▸ KUTIPAN TEKS:
════

Etika
Perkawinan Campur Di Dalam Perjanjian Lama
Pendahuluan
Bangsa Indonesia merupakan bangsa yang
multi keberagaman, baik dari segi agama maupun kebudayaan oleh karena itu tidak
mengherankan jikalau timbul perkawinan campur baik dari segi kepercayaan yang
berbeda maupun dari suku dan budaya yang berbeda. Di dalam pembahasan ini, kita
akan melihat bagaimana penerapan perkawinan campur dari Perjanjian Lama,
khususnya kita Ezra dan Maleakhi yang membahas masalah ini. dari pembahasan ini
juga kita akan melihat bahwa apa yang melatarbelakangi perkawinan campur
tersebut. Khususnya bagi bangsa Israel yang pada saat itu kembali dari
pembuangan untuk kembali hidup sebagai umat Tuhan, dalam hal inilah kedua nabi
ini di utus untuk mengajarkan Taurat Musa dan menanggapi masalah yang terjadi
dalam umat yang berdampat bagi kehidupan religius umat.
I.
Pembahasan
II.

════

Entri dataset tata letak:
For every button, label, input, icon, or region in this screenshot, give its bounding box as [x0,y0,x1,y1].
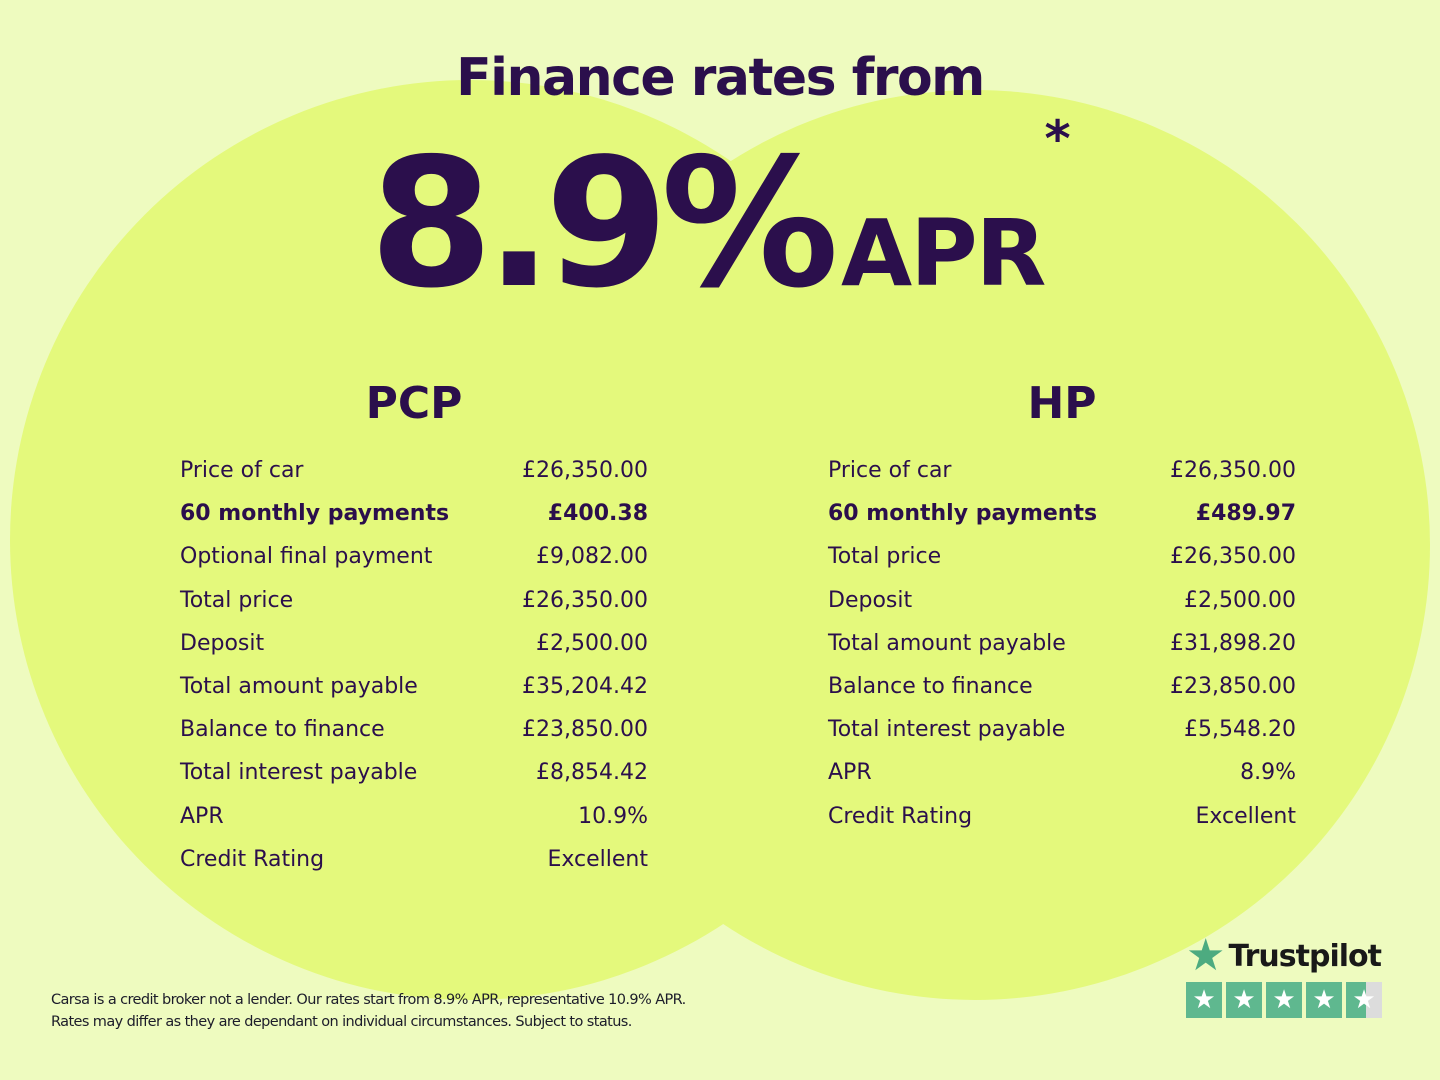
row-label: APR [180,803,224,829]
row-label: APR [828,760,872,786]
row-label: Total amount payable [828,630,1066,656]
row-value: 10.9% [578,803,648,829]
row-label: Total price [828,544,942,570]
table-row: Optional final payment £9,082.00 [180,542,648,585]
row-value: £35,204.42 [522,673,648,699]
row-value: £8,854.42 [536,760,648,786]
table-row: Deposit £2,500.00 [828,586,1296,629]
rating-star-icon: ★ [1346,982,1382,1018]
trustpilot-rating: ★ ★ ★ ★ ★ [1186,982,1382,1018]
row-value: £400.38 [547,501,648,527]
table-row: 60 monthly payments £400.38 [180,499,648,542]
table-row: Balance to finance £23,850.00 [828,672,1296,715]
trustpilot-star-icon: ★ [1186,930,1225,981]
table-row: Deposit £2,500.00 [180,629,648,672]
table-row: Total interest payable £5,548.20 [828,715,1296,758]
table-row: Price of car £26,350.00 [828,456,1296,499]
row-label: Price of car [180,458,304,483]
row-value: £26,350.00 [1170,544,1296,570]
row-label: Balance to finance [828,673,1033,699]
table-row: Credit Rating Excellent [180,845,648,888]
row-label: Deposit [180,630,265,656]
rate-asterisk: * [1044,110,1071,168]
rating-star-icon: ★ [1306,982,1342,1018]
disclaimer: Carsa is a credit broker not a lender. O… [51,989,686,1033]
table-row: Total price £26,350.00 [180,586,648,629]
table-row: Credit Rating Excellent [828,802,1296,845]
table-row: Total price £26,350.00 [828,542,1296,585]
row-value: £489.97 [1195,501,1296,527]
row-label: Credit Rating [180,846,325,872]
row-label: Deposit [828,587,913,613]
row-label: Balance to finance [180,717,385,743]
table-row: Price of car £26,350.00 [180,456,648,499]
row-label: Total amount payable [180,673,418,699]
row-label: Optional final payment [180,544,433,570]
row-value: Excellent [547,846,649,872]
rate-suffix: APR [841,200,1046,307]
table-row: APR 8.9% [828,758,1296,801]
row-label: Total interest payable [180,760,418,786]
row-value: £26,350.00 [522,587,648,613]
rate-value: 8.9% [369,120,839,327]
row-value: £26,350.00 [522,458,648,483]
table-row: Total amount payable £35,204.42 [180,672,648,715]
table-row: 60 monthly payments £489.97 [828,499,1296,542]
trustpilot-name: Trustpilot [1228,938,1382,974]
rating-star-icon: ★ [1226,982,1262,1018]
table-row: Balance to finance £23,850.00 [180,715,648,758]
table-row: Total interest payable £8,854.42 [180,758,648,801]
row-label: 60 monthly payments [180,501,450,527]
row-value: £31,898.20 [1170,630,1296,656]
pcp-table: PCP Price of car £26,350.00 60 monthly pay… [180,378,648,888]
pcp-title: PCP [365,378,463,429]
table-row: APR 10.9% [180,802,648,845]
row-label: Total price [180,587,294,613]
rate-display: 8.9% APR * [0,110,1440,327]
row-value: £23,850.00 [1170,673,1296,699]
row-label: Price of car [828,458,952,483]
rating-star-icon: ★ [1266,982,1302,1018]
row-value: £26,350.00 [1170,458,1296,483]
headline: Finance rates from [456,48,985,108]
row-value: £5,548.20 [1184,717,1296,743]
row-label: Credit Rating [828,803,973,829]
disclaimer-line: Carsa is a credit broker not a lender. O… [51,992,686,1008]
row-label: Total interest payable [828,717,1066,743]
rating-star-icon: ★ [1186,982,1222,1018]
row-value: £2,500.00 [536,630,648,656]
hp-table: HP Price of car £26,350.00 60 monthly paym… [828,378,1296,845]
row-label: 60 monthly payments [828,501,1098,527]
table-row: Total amount payable £31,898.20 [828,629,1296,672]
row-value: £9,082.00 [536,544,648,570]
background-circle-right [520,90,1430,1000]
row-value: £2,500.00 [1184,587,1296,613]
hp-title: HP [1027,378,1097,429]
disclaimer-line: Rates may differ as they are dependant o… [51,1014,632,1030]
row-value: 8.9% [1240,760,1296,786]
trustpilot-badge: ★ Trustpilot ★ ★ ★ ★ ★ [1186,930,1382,1018]
row-value: Excellent [1195,803,1297,829]
row-value: £23,850.00 [522,717,648,743]
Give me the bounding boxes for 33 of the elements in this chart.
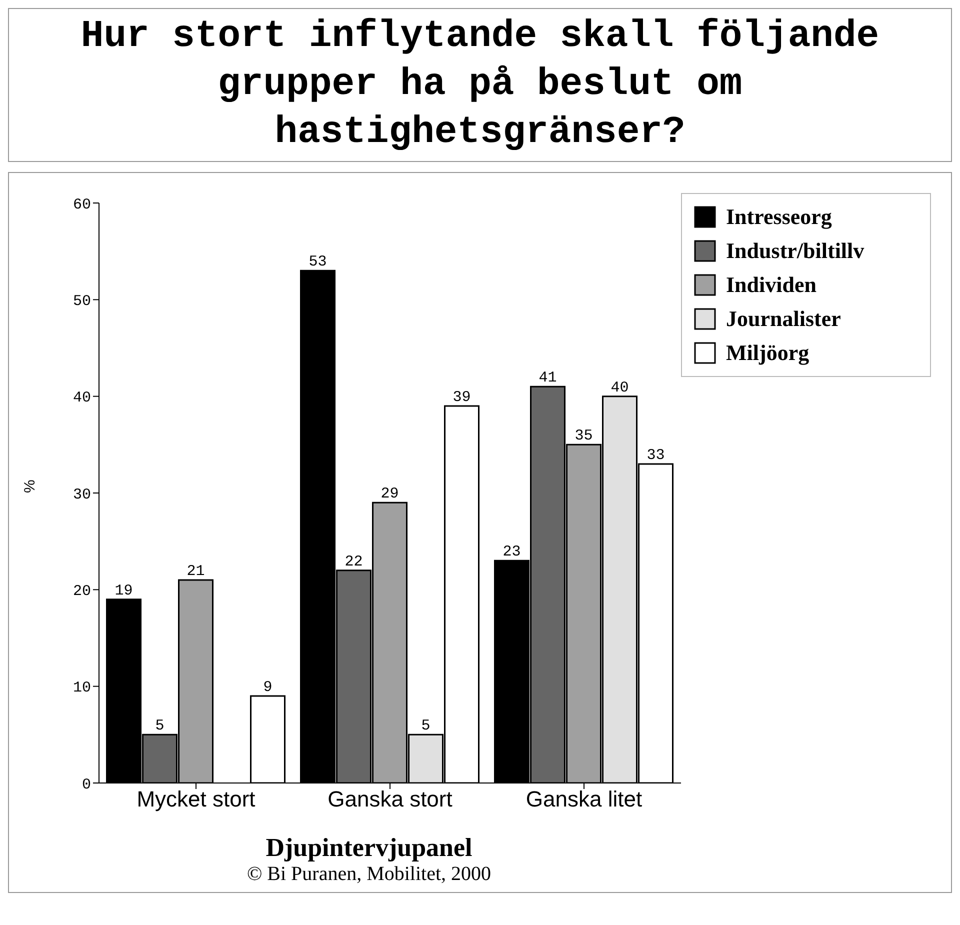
y-tick-label: 10 — [72, 680, 91, 697]
data-label: 29 — [380, 486, 399, 503]
data-label: 23 — [502, 544, 521, 561]
text: © Bi Puranen, Mobilitet, 2000 — [246, 863, 492, 886]
data-label: 40 — [610, 379, 629, 396]
data-label: 5 — [155, 718, 164, 735]
data-label: 39 — [452, 389, 471, 406]
y-tick-label: 60 — [72, 196, 91, 214]
y-tick-label: 0 — [82, 776, 91, 794]
y-tick-label: 20 — [72, 582, 91, 600]
data-label: 22 — [344, 553, 363, 570]
data-label: 19 — [114, 582, 133, 600]
legend-label: Industr/biltillv — [726, 238, 864, 264]
data-label: 53 — [308, 254, 327, 271]
data-label: 9 — [263, 679, 272, 696]
data-label: 41 — [538, 370, 557, 387]
y-axis-title: % — [21, 480, 38, 493]
legend-label: Individen — [726, 272, 816, 298]
y-tick-label: 40 — [72, 390, 91, 407]
data-label: 21 — [186, 563, 205, 580]
text: Djupintervjupanel — [264, 833, 474, 863]
data-label: 5 — [421, 718, 430, 735]
data-label: 33 — [646, 447, 665, 464]
chart-title: Hur stort inflytande skall följande grupper ha på beslut om hastighetsgränser? — [8, 8, 952, 162]
legend-label: Miljöorg — [726, 340, 810, 366]
x-tick-label: Ganska stort — [328, 786, 452, 812]
legend-label: Journalister — [726, 306, 841, 332]
legend-label: Intresseorg — [726, 204, 832, 230]
x-tick-label: Ganska litet — [526, 786, 642, 812]
y-tick-label: 50 — [72, 292, 91, 310]
y-tick-label: 30 — [72, 486, 91, 504]
x-tick-label: Mycket stort — [136, 786, 256, 812]
data-label: 35 — [574, 428, 593, 445]
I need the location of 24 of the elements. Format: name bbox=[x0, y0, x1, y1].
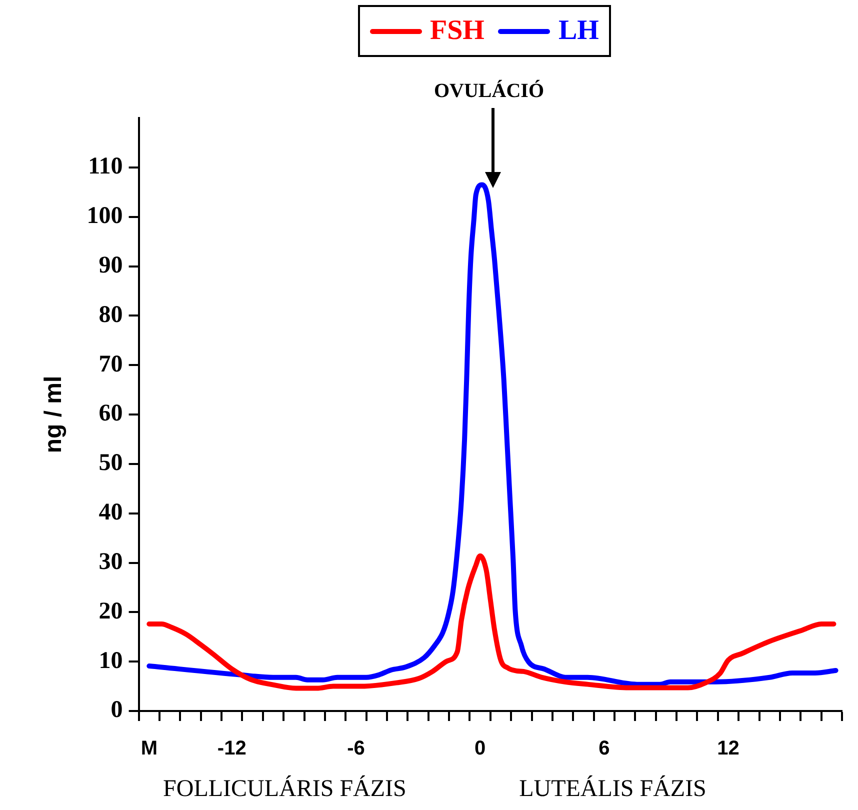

════

▸ TUGAS YANG DIKERJAKAN:
[a] Jawab pertanyaan berikut berdasarkan teks tentang perkawinan campur:
(i) Dua kitab Perjanjian Lama mana yang disebut membahas masalah perkawinan campur?
(ii) Dari mana bangsa Israel kembali pada saat itu?
(iii) Untuk mengajarkan apa kedua nabi itu diutus?
[b] Nyatakan entri dari baris yang memuat "y-tick-label: 10 — [72, 680, 91, 697]" sampai baris yang memuat "legend-label: Intresseorg —", termasuk kedua baris tersebut, sebagai daftar JSON berisi string, satu string per baris.
Entri di atas sama sekali tidak berkaitan dengan teks tentang perkawinan campur.

▸ JAWABAN TUGAS:
[a]
(i) Ezra dan Maleakhi.
(ii) Dari pembuangan.
(iii) Taurat Musa.

[b]
[
  "y-tick-label: 10 — [72, 680, 91, 697]",
  "data-label: 29 — [380, 486, 399, 503]",
  "data-label: 23 — [502, 544, 521, 561]",
  "text: © Bi Puranen, Mobilitet, 2000 — [246, 863, 492, 886]",
  "data-label: 40 — [610, 379, 629, 396]",
  "data-label: 5 — [155, 718, 164, 735]",
  "data-label: 39 — [452, 389, 471, 406]",
  "y-tick-label: 60 — [72, 196, 91, 214]",
  "y-tick-label: 0 — [82, 776, 91, 794]",
  "y-tick-label: 20 — [72, 582, 91, 600]",
  "data-label: 22 — [344, 553, 363, 570]",
  "data-label: 19 — [114, 582, 133, 600]",
  "legend-label: Industr/biltillv — [726, 238, 864, 264]",
  "data-label: 53 — [308, 254, 327, 271]",
  "data-label: 9 — [263, 679, 272, 696]",
  "data-label: 41 — [538, 370, 557, 387]",
  "y-axis-title: % — [21, 480, 38, 493]",
  "legend-label: Individen — [726, 272, 816, 298]",
  "y-tick-label: 40 — [72, 390, 91, 407]",
  "data-label: 21 — [186, 563, 205, 580]",
  "text: Djupintervjupanel — [264, 833, 474, 863]",
  "data-label: 5 — [421, 718, 430, 735]",
  "data-label: 33 — [646, 447, 665, 464]",
  "chart-title: Hur stort inflytande skall följande grupper ha på beslut om hastighetsgränser? — [8, 8, 952, 162]",
  "legend-label: Miljöorg — [726, 340, 810, 366]",
  "x-tick-label: Ganska stort — [328, 786, 452, 812]",
  "legend-label: Journalister — [726, 306, 841, 332]",
  "legend-label: Intresseorg — [726, 204, 832, 230]"
]